▶ [Set problem]
Copy out the data below as written; omit any images.

▶ [Dataset rows about figures]
·····

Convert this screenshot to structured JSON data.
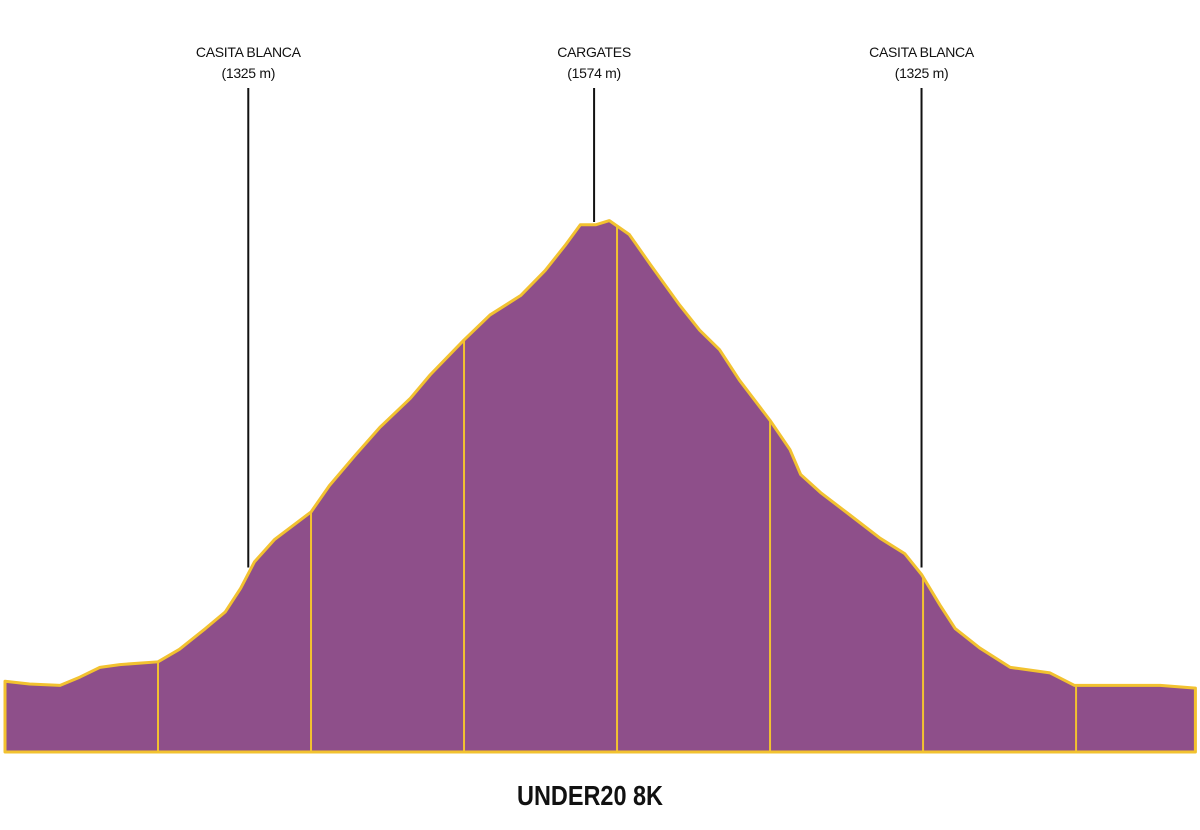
{
  "chart_data": {
    "type": "area",
    "title": "UNDER20 8K",
    "x": [
      0.0,
      0.16,
      0.36,
      0.49,
      0.62,
      0.75,
      1.0,
      1.14,
      1.31,
      1.44,
      1.54,
      1.63,
      1.76,
      2.0,
      2.12,
      2.29,
      2.45,
      2.65,
      2.78,
      3.0,
      3.17,
      3.37,
      3.53,
      3.66,
      3.76,
      3.86,
      3.95,
      4.08,
      4.22,
      4.41,
      4.54,
      4.67,
      4.8,
      5.0,
      5.13,
      5.2,
      5.33,
      5.52,
      5.72,
      5.88,
      5.99,
      6.11,
      6.21,
      6.37,
      6.57,
      6.83,
      6.99,
      7.29,
      7.55,
      7.78
    ],
    "values": [
      1243,
      1241,
      1240,
      1246,
      1253,
      1255,
      1257,
      1266,
      1281,
      1293,
      1310,
      1329,
      1345,
      1365,
      1384,
      1406,
      1426,
      1447,
      1464,
      1489,
      1507,
      1521,
      1539,
      1557,
      1572,
      1572,
      1575,
      1565,
      1543,
      1514,
      1496,
      1482,
      1460,
      1431,
      1410,
      1392,
      1379,
      1363,
      1346,
      1335,
      1320,
      1298,
      1281,
      1267,
      1253,
      1249,
      1240,
      1240,
      1240,
      1238
    ],
    "color": "#8e4f8a",
    "line_color": "#f2c230",
    "xlim": [
      0,
      7.81
    ],
    "ylim": [
      1192,
      1734
    ],
    "xticks": [
      1,
      2,
      3,
      4,
      5,
      6,
      7
    ],
    "annotations": [
      {
        "label": "CASITA BLANCA",
        "elevation_label": "(1325 m)",
        "x": 1.59,
        "y": 1325
      },
      {
        "label": "CARGATES",
        "elevation_label": "(1574 m)",
        "x": 3.85,
        "y": 1574
      },
      {
        "label": "CASITA BLANCA",
        "elevation_label": "(1325 m)",
        "x": 5.99,
        "y": 1325
      }
    ]
  }
}
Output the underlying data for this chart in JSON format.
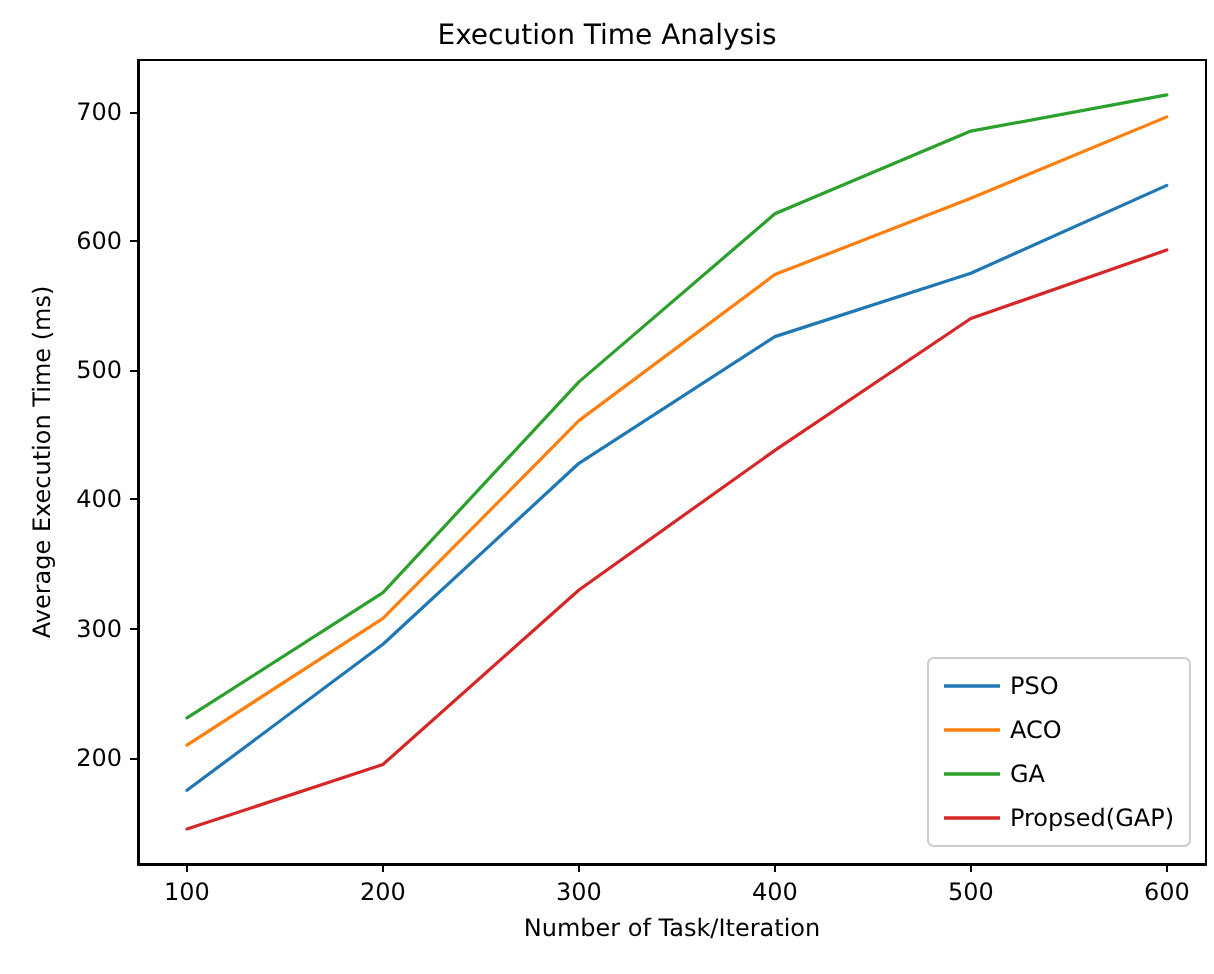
{
  "chart_data": {
    "type": "line",
    "title": "Execution Time Analysis",
    "xlabel": "Number of Task/Iteration",
    "ylabel": "Average Execution Time (ms)",
    "x": [
      100,
      200,
      300,
      400,
      500,
      600
    ],
    "series": [
      {
        "name": "PSO",
        "color": "#1f77b4",
        "values": [
          175,
          288,
          428,
          526,
          575,
          643
        ]
      },
      {
        "name": "ACO",
        "color": "#ff7f0e",
        "values": [
          210,
          308,
          461,
          574,
          633,
          696
        ]
      },
      {
        "name": "GA",
        "color": "#2ca02c",
        "values": [
          231,
          328,
          491,
          621,
          685,
          713
        ]
      },
      {
        "name": "Propsed(GAP)",
        "color": "#d62728",
        "values": [
          145,
          195,
          330,
          438,
          540,
          593
        ]
      }
    ],
    "xlim": [
      75,
      620
    ],
    "xticks": [
      100,
      200,
      300,
      400,
      500,
      600
    ],
    "ylim": [
      118,
      740
    ],
    "yticks": [
      200,
      300,
      400,
      500,
      600,
      700
    ],
    "grid": false,
    "legend": "bottom right",
    "marker": "none",
    "line_style": "solid"
  }
}
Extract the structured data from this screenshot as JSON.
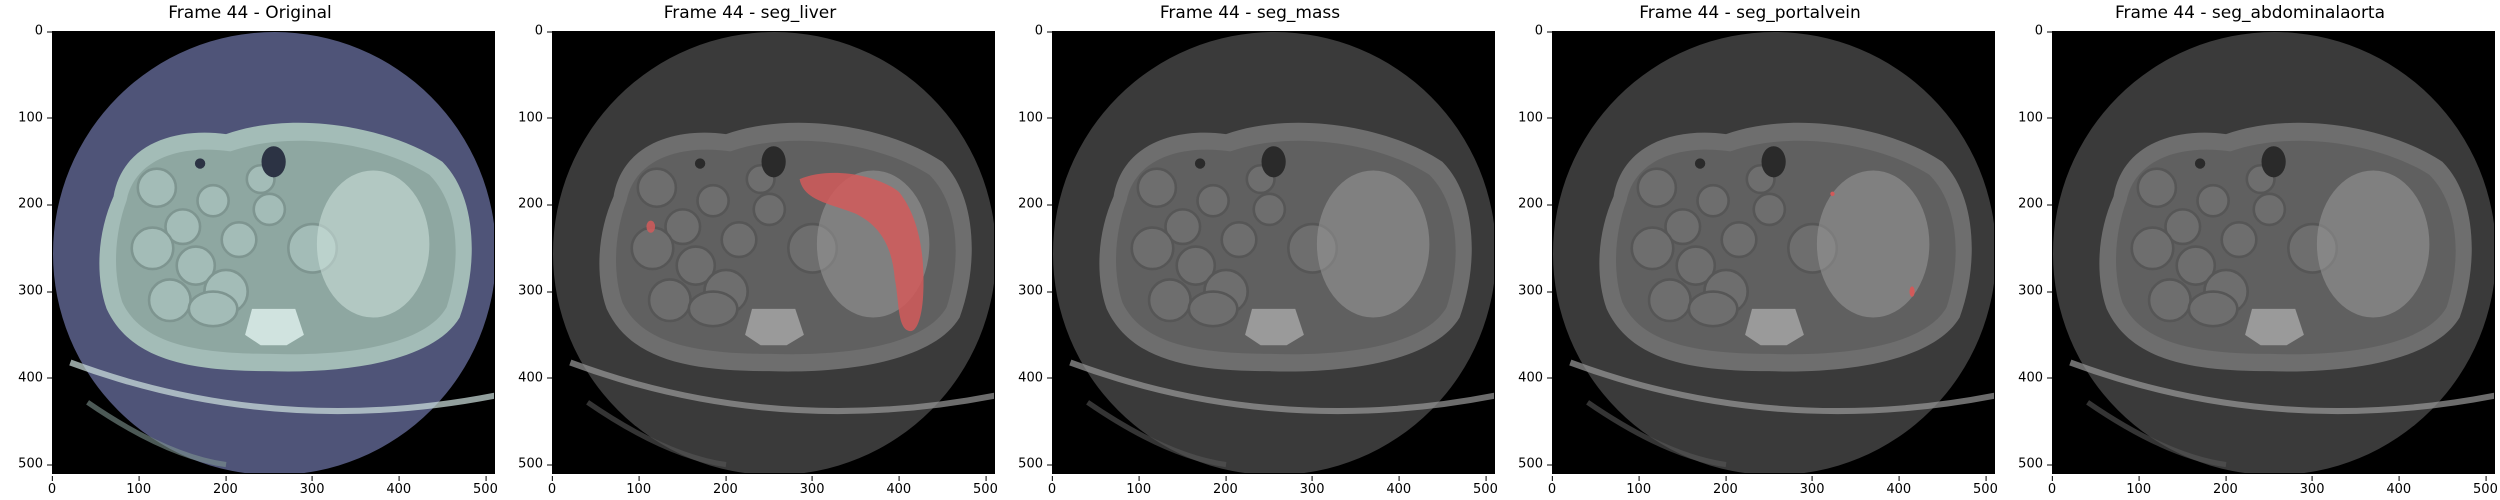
{
  "panels": [
    {
      "title": "Frame 44 - Original",
      "variant": "original",
      "overlay": null
    },
    {
      "title": "Frame 44 - seg_liver",
      "variant": "gray",
      "overlay": "liver"
    },
    {
      "title": "Frame 44 - seg_mass",
      "variant": "gray",
      "overlay": null
    },
    {
      "title": "Frame 44 - seg_portalvein",
      "variant": "gray",
      "overlay": "portalvein"
    },
    {
      "title": "Frame 44 - seg_abdominalaorta",
      "variant": "gray",
      "overlay": null
    }
  ],
  "axes": {
    "y_ticks": [
      "0",
      "100",
      "200",
      "300",
      "400",
      "500"
    ],
    "x_ticks": [
      "0",
      "100",
      "200",
      "300",
      "400",
      "500"
    ],
    "range": [
      0,
      511
    ]
  },
  "colors": {
    "original_tint": "#4f5478",
    "original_tissue": "#a3bcb7",
    "gray_circle": "#3a3a3a",
    "gray_tissue": "#6e6e6e",
    "overlay_red": "#d25a5a"
  }
}
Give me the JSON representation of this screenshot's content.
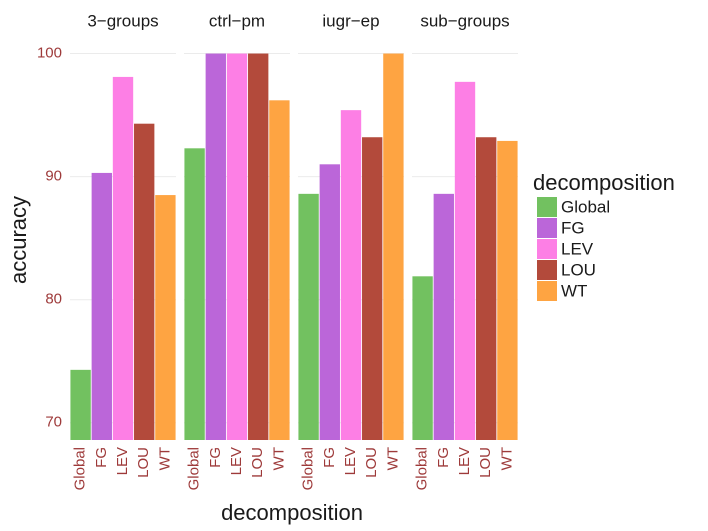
{
  "chart_data": {
    "type": "bar",
    "categories": [
      "Global",
      "FG",
      "LEV",
      "LOU",
      "WT"
    ],
    "colors": [
      "#72c160",
      "#bb66d9",
      "#fd7fe5",
      "#b34a3b",
      "#fea442"
    ],
    "facets": [
      {
        "title": "3−groups",
        "values": [
          74.3,
          90.3,
          98.1,
          94.3,
          88.5
        ]
      },
      {
        "title": "ctrl−pm",
        "values": [
          92.3,
          100,
          100,
          100,
          96.2
        ]
      },
      {
        "title": "iugr−ep",
        "values": [
          88.6,
          91.0,
          95.4,
          93.2,
          100
        ]
      },
      {
        "title": "sub−groups",
        "values": [
          81.9,
          88.6,
          97.7,
          93.2,
          92.9
        ]
      }
    ],
    "x_label": "decomposition",
    "y_label": "accuracy",
    "legend_title": "decomposition",
    "ylim": [
      68.6,
      101.1
    ],
    "yticks": [
      70,
      80,
      90,
      100
    ],
    "grid": true
  }
}
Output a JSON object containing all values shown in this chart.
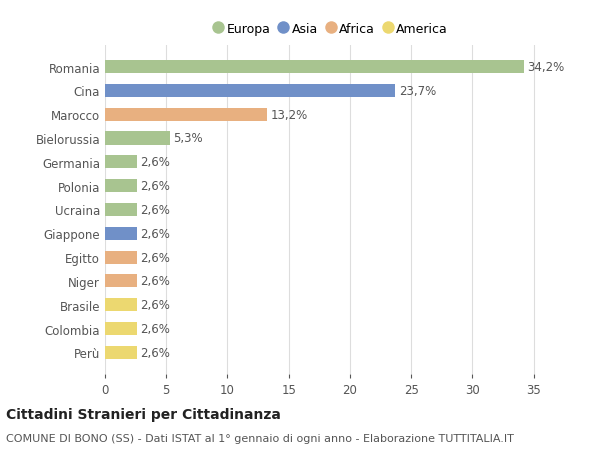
{
  "categories": [
    "Romania",
    "Cina",
    "Marocco",
    "Bielorussia",
    "Germania",
    "Polonia",
    "Ucraina",
    "Giappone",
    "Egitto",
    "Niger",
    "Brasile",
    "Colombia",
    "Perù"
  ],
  "values": [
    34.2,
    23.7,
    13.2,
    5.3,
    2.6,
    2.6,
    2.6,
    2.6,
    2.6,
    2.6,
    2.6,
    2.6,
    2.6
  ],
  "continents": [
    "Europa",
    "Asia",
    "Africa",
    "Europa",
    "Europa",
    "Europa",
    "Europa",
    "Asia",
    "Africa",
    "Africa",
    "America",
    "America",
    "America"
  ],
  "continent_colors": {
    "Europa": "#a8c490",
    "Asia": "#7090c8",
    "Africa": "#e8b080",
    "America": "#ecd870"
  },
  "labels": [
    "34,2%",
    "23,7%",
    "13,2%",
    "5,3%",
    "2,6%",
    "2,6%",
    "2,6%",
    "2,6%",
    "2,6%",
    "2,6%",
    "2,6%",
    "2,6%",
    "2,6%"
  ],
  "xlim": [
    0,
    37
  ],
  "xticks": [
    0,
    5,
    10,
    15,
    20,
    25,
    30,
    35
  ],
  "title": "Cittadini Stranieri per Cittadinanza",
  "subtitle": "COMUNE DI BONO (SS) - Dati ISTAT al 1° gennaio di ogni anno - Elaborazione TUTTITALIA.IT",
  "legend_order": [
    "Europa",
    "Asia",
    "Africa",
    "America"
  ],
  "background_color": "#ffffff",
  "grid_color": "#dddddd",
  "bar_height": 0.55,
  "label_fontsize": 8.5,
  "title_fontsize": 10,
  "subtitle_fontsize": 8,
  "ytick_fontsize": 8.5,
  "xtick_fontsize": 8.5
}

·····

▶ [Full output]
Convert this screenshot to structured JSON data.
{
  "chart_data": {
    "type": "area",
    "title": "UNDER20 8K",
    "x": [
      0.0,
      0.16,
      0.36,
      0.49,
      0.62,
      0.75,
      1.0,
      1.14,
      1.31,
      1.44,
      1.54,
      1.63,
      1.76,
      2.0,
      2.12,
      2.29,
      2.45,
      2.65,
      2.78,
      3.0,
      3.17,
      3.37,
      3.53,
      3.66,
      3.76,
      3.86,
      3.95,
      4.08,
      4.22,
      4.41,
      4.54,
      4.67,
      4.8,
      5.0,
      5.13,
      5.2,
      5.33,
      5.52,
      5.72,
      5.88,
      5.99,
      6.11,
      6.21,
      6.37,
      6.57,
      6.83,
      6.99,
      7.29,
      7.55,
      7.78
    ],
    "values": [
      1243,
      1241,
      1240,
      1246,
      1253,
      1255,
      1257,
      1266,
      1281,
      1293,
      1310,
      1329,
      1345,
      1365,
      1384,
      1406,
      1426,
      1447,
      1464,
      1489,
      1507,
      1521,
      1539,
      1557,
      1572,
      1572,
      1575,
      1565,
      1543,
      1514,
      1496,
      1482,
      1460,
      1431,
      1410,
      1392,
      1379,
      1363,
      1346,
      1335,
      1320,
      1298,
      1281,
      1267,
      1253,
      1249,
      1240,
      1240,
      1240,
      1238
    ],
    "color": "#8e4f8a",
    "line_color": "#f2c230",
    "xlim": [
      0,
      7.81
    ],
    "ylim": [
      1192,
      1734
    ],
    "xticks": [
      1,
      2,
      3,
      4,
      5,
      6,
      7
    ],
    "annotations": [
      {
        "label": "CASITA BLANCA",
        "elevation_label": "(1325 m)",
        "x": 1.59,
        "y": 1325
      },
      {
        "label": "CARGATES",
        "elevation_label": "(1574 m)",
        "x": 3.85,
        "y": 1574
      },
      {
        "label": "CASITA BLANCA",
        "elevation_label": "(1325 m)",
        "x": 5.99,
        "y": 1325
      }
    ]
  }
}
Output the underlying data for this chart in JSON format.
{
  "chart_data": {
    "type": "line",
    "title": "Execution Time Analysis",
    "xlabel": "Number of Task/Iteration",
    "ylabel": "Average Execution Time (ms)",
    "x": [
      100,
      200,
      300,
      400,
      500,
      600
    ],
    "series": [
      {
        "name": "PSO",
        "color": "#1f77b4",
        "values": [
          175,
          288,
          428,
          526,
          575,
          643
        ]
      },
      {
        "name": "ACO",
        "color": "#ff7f0e",
        "values": [
          210,
          308,
          461,
          574,
          633,
          696
        ]
      },
      {
        "name": "GA",
        "color": "#2ca02c",
        "values": [
          231,
          328,
          491,
          621,
          685,
          713
        ]
      },
      {
        "name": "Propsed(GAP)",
        "color": "#d62728",
        "values": [
          145,
          195,
          330,
          438,
          540,
          593
        ]
      }
    ],
    "xlim": [
      75,
      620
    ],
    "xticks": [
      100,
      200,
      300,
      400,
      500,
      600
    ],
    "ylim": [
      118,
      740
    ],
    "yticks": [
      200,
      300,
      400,
      500,
      600,
      700
    ],
    "grid": false,
    "legend": "bottom right",
    "marker": "none",
    "line_style": "solid"
  }
}
Extract the structured data from this screenshot as JSON.
{
  "panels": [
    {
      "title": "Frame 44 - Original",
      "variant": "original",
      "overlay": null
    },
    {
      "title": "Frame 44 - seg_liver",
      "variant": "gray",
      "overlay": "liver"
    },
    {
      "title": "Frame 44 - seg_mass",
      "variant": "gray",
      "overlay": null
    },
    {
      "title": "Frame 44 - seg_portalvein",
      "variant": "gray",
      "overlay": "portalvein"
    },
    {
      "title": "Frame 44 - seg_abdominalaorta",
      "variant": "gray",
      "overlay": null
    }
  ],
  "axes": {
    "y_ticks": [
      "0",
      "100",
      "200",
      "300",
      "400",
      "500"
    ],
    "x_ticks": [
      "0",
      "100",
      "200",
      "300",
      "400",
      "500"
    ],
    "range": [
      0,
      511
    ]
  },
  "colors": {
    "original_tint": "#4f5478",
    "original_tissue": "#a3bcb7",
    "gray_circle": "#3a3a3a",
    "gray_tissue": "#6e6e6e",
    "overlay_red": "#d25a5a"
  }
}
Give me the JSON representation of this screenshot's content.
{
  "chart_data": {
    "type": "bar",
    "categories": [
      "Global",
      "FG",
      "LEV",
      "LOU",
      "WT"
    ],
    "colors": [
      "#72c160",
      "#bb66d9",
      "#fd7fe5",
      "#b34a3b",
      "#fea442"
    ],
    "facets": [
      {
        "title": "3−groups",
        "values": [
          74.3,
          90.3,
          98.1,
          94.3,
          88.5
        ]
      },
      {
        "title": "ctrl−pm",
        "values": [
          92.3,
          100,
          100,
          100,
          96.2
        ]
      },
      {
        "title": "iugr−ep",
        "values": [
          88.6,
          91.0,
          95.4,
          93.2,
          100
        ]
      },
      {
        "title": "sub−groups",
        "values": [
          81.9,
          88.6,
          97.7,
          93.2,
          92.9
        ]
      }
    ],
    "x_label": "decomposition",
    "y_label": "accuracy",
    "legend_title": "decomposition",
    "ylim": [
      68.6,
      101.1
    ],
    "yticks": [
      70,
      80,
      90,
      100
    ],
    "grid": true
  }
}
Output a JSON object containing all values shown in this chart.
{
  "categories": [
    "Romania",
    "Cina",
    "Marocco",
    "Bielorussia",
    "Germania",
    "Polonia",
    "Ucraina",
    "Giappone",
    "Egitto",
    "Niger",
    "Brasile",
    "Colombia",
    "Perù"
  ],
  "values": [
    34.2,
    23.7,
    13.2,
    5.3,
    2.6,
    2.6,
    2.6,
    2.6,
    2.6,
    2.6,
    2.6,
    2.6,
    2.6
  ],
  "continents": [
    "Europa",
    "Asia",
    "Africa",
    "Europa",
    "Europa",
    "Europa",
    "Europa",
    "Asia",
    "Africa",
    "Africa",
    "America",
    "America",
    "America"
  ],
  "continent_colors": {
    "Europa": "#a8c490",
    "Asia": "#7090c8",
    "Africa": "#e8b080",
    "America": "#ecd870"
  },
  "labels": [
    "34,2%",
    "23,7%",
    "13,2%",
    "5,3%",
    "2,6%",
    "2,6%",
    "2,6%",
    "2,6%",
    "2,6%",
    "2,6%",
    "2,6%",
    "2,6%",
    "2,6%"
  ],
  "xlim": [
    0,
    37
  ],
  "xticks": [
    0,
    5,
    10,
    15,
    20,
    25,
    30,
    35
  ],
  "title": "Cittadini Stranieri per Cittadinanza",
  "subtitle": "COMUNE DI BONO (SS) - Dati ISTAT al 1° gennaio di ogni anno - Elaborazione TUTTITALIA.IT",
  "legend_order": [
    "Europa",
    "Asia",
    "Africa",
    "America"
  ],
  "background_color": "#ffffff",
  "grid_color": "#dddddd",
  "bar_height": 0.55,
  "label_fontsize": 8.5,
  "title_fontsize": 10,
  "subtitle_fontsize": 8,
  "ytick_fontsize": 8.5,
  "xtick_fontsize": 8.5
}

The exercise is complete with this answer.